Each record that follows should be repeated exactly, minus any images.

#####

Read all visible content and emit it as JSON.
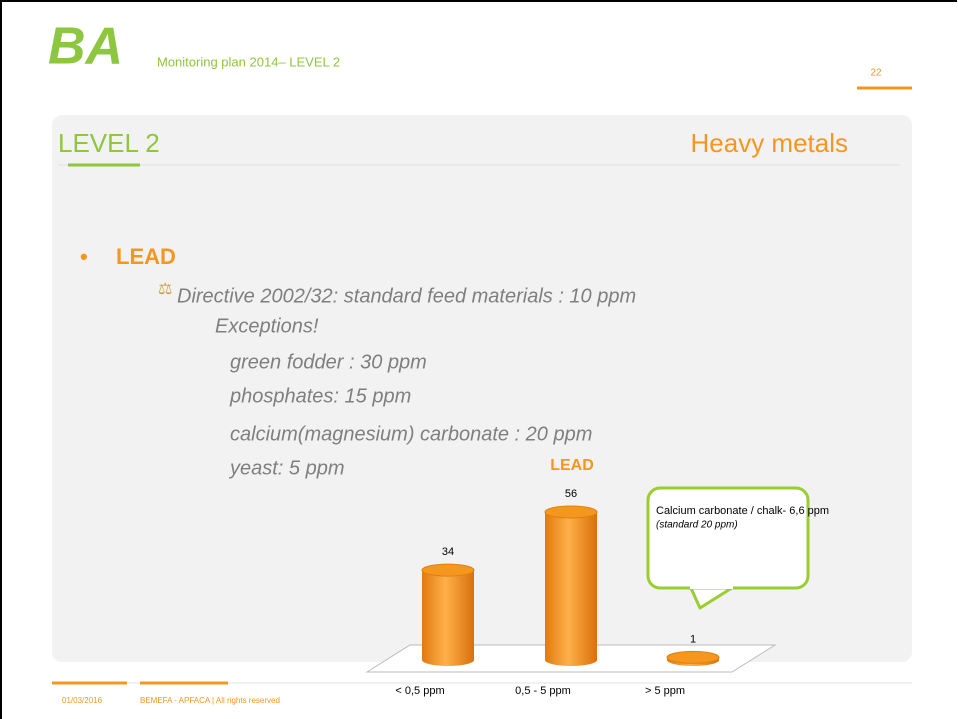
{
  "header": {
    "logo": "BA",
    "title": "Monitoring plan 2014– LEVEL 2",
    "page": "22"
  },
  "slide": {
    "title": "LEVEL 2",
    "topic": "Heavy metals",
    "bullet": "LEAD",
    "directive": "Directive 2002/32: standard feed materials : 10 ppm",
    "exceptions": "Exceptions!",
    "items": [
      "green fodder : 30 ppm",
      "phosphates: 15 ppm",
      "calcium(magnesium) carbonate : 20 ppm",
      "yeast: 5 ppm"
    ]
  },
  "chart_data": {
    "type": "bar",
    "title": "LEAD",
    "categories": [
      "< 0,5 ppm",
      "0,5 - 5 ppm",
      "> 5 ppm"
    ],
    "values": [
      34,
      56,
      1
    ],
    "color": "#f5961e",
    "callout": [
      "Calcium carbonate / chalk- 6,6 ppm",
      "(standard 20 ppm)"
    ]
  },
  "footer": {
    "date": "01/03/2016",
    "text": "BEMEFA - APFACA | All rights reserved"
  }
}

#####

The result
Read all visible content and emit it as JSON.
{
  "header": {
    "logo": "BA",
    "title": "Monitoring plan 2014– LEVEL 2",
    "page": "22"
  },
  "slide": {
    "title": "LEVEL 2",
    "topic": "Heavy metals",
    "bullet": "LEAD",
    "directive": "Directive 2002/32: standard feed materials : 10 ppm",
    "exceptions": "Exceptions!",
    "items": [
      "green fodder : 30 ppm",
      "phosphates: 15 ppm",
      "calcium(magnesium) carbonate : 20 ppm",
      "yeast: 5 ppm"
    ]
  },
  "chart_data": {
    "type": "bar",
    "title": "LEAD",
    "categories": [
      "< 0,5 ppm",
      "0,5 - 5 ppm",
      "> 5 ppm"
    ],
    "values": [
      34,
      56,
      1
    ],
    "color": "#f5961e",
    "callout": [
      "Calcium carbonate / chalk- 6,6 ppm",
      "(standard 20 ppm)"
    ]
  },
  "footer": {
    "date": "01/03/2016",
    "text": "BEMEFA - APFACA | All rights reserved"
  }
}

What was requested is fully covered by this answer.